■ **PROBLEM STATEMENT**: Pull out every line in the data that has the string "this" in it.

--- Begin SUPPLIED RECORDS ---

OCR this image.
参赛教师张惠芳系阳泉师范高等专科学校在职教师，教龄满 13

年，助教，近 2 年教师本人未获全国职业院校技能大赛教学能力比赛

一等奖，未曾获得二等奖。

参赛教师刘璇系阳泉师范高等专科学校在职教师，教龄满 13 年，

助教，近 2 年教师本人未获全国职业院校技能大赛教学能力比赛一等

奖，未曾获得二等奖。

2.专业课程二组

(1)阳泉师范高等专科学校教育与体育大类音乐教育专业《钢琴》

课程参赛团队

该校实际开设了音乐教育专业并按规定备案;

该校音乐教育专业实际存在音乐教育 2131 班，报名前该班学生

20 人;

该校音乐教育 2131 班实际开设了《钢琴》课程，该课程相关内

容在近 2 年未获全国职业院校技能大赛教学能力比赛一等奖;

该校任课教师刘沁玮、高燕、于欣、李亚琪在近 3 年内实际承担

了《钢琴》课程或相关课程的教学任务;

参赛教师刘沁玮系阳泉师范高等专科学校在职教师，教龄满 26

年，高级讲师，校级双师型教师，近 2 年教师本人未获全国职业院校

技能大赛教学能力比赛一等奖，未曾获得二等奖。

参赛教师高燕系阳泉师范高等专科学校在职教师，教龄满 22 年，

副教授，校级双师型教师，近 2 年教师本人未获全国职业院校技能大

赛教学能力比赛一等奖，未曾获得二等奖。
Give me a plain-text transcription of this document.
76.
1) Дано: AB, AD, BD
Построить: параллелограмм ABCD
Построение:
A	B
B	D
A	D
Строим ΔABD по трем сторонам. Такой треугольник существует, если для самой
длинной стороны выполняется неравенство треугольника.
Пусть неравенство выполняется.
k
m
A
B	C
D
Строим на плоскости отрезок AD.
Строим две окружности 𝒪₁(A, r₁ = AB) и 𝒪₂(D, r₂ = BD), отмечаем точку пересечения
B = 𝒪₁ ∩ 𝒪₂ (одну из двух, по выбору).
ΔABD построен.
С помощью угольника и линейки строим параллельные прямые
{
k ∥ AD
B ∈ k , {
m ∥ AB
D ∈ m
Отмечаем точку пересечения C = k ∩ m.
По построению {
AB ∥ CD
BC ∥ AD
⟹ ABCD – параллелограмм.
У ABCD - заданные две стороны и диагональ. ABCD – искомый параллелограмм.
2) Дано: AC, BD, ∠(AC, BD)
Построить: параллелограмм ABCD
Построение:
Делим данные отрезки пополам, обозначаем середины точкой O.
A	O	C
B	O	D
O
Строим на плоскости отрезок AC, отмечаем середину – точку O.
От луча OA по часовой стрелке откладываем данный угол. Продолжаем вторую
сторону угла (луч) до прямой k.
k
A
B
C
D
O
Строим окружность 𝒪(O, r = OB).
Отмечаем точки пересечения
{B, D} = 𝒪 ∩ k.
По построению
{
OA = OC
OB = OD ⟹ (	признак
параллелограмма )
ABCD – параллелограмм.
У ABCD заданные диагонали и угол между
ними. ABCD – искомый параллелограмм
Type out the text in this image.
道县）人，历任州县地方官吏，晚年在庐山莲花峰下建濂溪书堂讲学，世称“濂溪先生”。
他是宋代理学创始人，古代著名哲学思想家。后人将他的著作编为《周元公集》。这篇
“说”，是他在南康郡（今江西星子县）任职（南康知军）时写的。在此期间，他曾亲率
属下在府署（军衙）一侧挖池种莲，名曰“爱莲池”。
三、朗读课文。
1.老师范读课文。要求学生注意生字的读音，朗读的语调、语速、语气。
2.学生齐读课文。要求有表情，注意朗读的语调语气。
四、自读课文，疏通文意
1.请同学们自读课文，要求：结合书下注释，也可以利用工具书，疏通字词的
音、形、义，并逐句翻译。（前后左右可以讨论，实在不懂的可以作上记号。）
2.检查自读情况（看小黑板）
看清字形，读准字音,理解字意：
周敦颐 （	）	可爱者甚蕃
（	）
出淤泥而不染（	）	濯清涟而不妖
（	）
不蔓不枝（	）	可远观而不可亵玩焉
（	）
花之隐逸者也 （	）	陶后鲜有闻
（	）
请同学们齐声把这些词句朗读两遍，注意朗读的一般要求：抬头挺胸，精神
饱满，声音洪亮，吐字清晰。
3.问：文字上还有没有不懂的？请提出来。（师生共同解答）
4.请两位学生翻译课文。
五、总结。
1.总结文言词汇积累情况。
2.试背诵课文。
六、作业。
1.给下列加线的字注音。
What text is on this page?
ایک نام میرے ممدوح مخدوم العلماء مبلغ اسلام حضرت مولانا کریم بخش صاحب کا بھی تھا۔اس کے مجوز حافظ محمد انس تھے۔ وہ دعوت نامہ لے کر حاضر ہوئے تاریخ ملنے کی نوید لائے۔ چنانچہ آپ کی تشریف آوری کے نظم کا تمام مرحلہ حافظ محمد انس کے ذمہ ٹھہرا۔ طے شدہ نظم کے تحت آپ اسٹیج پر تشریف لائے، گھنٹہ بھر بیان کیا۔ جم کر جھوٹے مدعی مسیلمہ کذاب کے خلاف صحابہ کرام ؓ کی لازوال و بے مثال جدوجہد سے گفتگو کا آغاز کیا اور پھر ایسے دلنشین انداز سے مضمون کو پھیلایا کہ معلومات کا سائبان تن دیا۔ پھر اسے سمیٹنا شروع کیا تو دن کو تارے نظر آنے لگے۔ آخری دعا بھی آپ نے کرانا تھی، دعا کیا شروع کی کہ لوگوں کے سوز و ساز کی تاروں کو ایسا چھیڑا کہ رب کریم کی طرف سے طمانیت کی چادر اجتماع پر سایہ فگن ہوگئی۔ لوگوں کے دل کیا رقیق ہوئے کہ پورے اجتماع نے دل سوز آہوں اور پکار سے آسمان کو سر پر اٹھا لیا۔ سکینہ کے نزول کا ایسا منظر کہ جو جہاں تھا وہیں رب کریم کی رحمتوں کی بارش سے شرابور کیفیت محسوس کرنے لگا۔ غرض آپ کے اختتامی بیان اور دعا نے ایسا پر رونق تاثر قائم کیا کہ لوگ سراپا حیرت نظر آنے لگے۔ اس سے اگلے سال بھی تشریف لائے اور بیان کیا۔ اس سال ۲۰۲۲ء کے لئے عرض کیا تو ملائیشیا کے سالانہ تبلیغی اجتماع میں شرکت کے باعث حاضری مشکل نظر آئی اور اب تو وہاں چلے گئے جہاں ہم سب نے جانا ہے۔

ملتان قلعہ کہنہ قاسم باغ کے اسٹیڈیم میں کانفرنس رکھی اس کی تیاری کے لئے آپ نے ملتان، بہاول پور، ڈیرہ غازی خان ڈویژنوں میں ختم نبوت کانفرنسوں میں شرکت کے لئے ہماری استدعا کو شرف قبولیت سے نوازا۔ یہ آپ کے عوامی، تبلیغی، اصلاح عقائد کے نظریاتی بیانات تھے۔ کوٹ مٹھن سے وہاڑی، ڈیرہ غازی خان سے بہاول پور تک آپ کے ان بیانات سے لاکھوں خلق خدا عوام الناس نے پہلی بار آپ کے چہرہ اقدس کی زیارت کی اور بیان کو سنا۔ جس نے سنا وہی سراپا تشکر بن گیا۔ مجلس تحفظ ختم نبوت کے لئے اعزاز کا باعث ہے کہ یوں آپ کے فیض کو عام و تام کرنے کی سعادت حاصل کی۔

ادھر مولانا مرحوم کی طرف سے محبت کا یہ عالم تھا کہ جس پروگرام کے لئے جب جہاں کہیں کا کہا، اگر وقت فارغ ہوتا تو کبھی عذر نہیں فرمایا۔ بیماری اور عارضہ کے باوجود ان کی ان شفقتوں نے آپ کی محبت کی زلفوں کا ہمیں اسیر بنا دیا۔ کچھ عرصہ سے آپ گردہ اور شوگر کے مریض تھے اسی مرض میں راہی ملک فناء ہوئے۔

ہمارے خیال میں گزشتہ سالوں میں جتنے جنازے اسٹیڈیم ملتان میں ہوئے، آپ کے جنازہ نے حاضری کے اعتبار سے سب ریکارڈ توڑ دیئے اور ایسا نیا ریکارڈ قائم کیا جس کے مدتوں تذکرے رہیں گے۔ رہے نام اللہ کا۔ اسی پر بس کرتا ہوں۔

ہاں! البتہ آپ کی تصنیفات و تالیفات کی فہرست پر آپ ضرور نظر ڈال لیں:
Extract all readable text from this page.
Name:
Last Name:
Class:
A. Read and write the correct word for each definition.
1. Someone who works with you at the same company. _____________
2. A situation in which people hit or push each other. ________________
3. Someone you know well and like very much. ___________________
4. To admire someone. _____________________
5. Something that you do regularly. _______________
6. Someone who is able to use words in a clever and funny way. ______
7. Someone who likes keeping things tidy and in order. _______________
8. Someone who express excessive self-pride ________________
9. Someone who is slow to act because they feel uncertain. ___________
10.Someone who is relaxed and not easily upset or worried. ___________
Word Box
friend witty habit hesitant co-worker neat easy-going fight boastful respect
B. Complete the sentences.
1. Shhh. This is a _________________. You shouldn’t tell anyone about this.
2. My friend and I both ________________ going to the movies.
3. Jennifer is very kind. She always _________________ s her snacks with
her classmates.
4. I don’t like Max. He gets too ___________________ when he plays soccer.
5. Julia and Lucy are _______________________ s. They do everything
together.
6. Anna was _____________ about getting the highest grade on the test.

--- End SUPPLIED RECORDS ---

■ **EXERCISE RESPONSE**:
OCR this image.
Give me a plain-text transcription of this document.
Type out the text in this image.
What text is on this page?
Extract all readable text from this page.
1. Shhh. This is a _________________. You shouldn’t tell anyone about this.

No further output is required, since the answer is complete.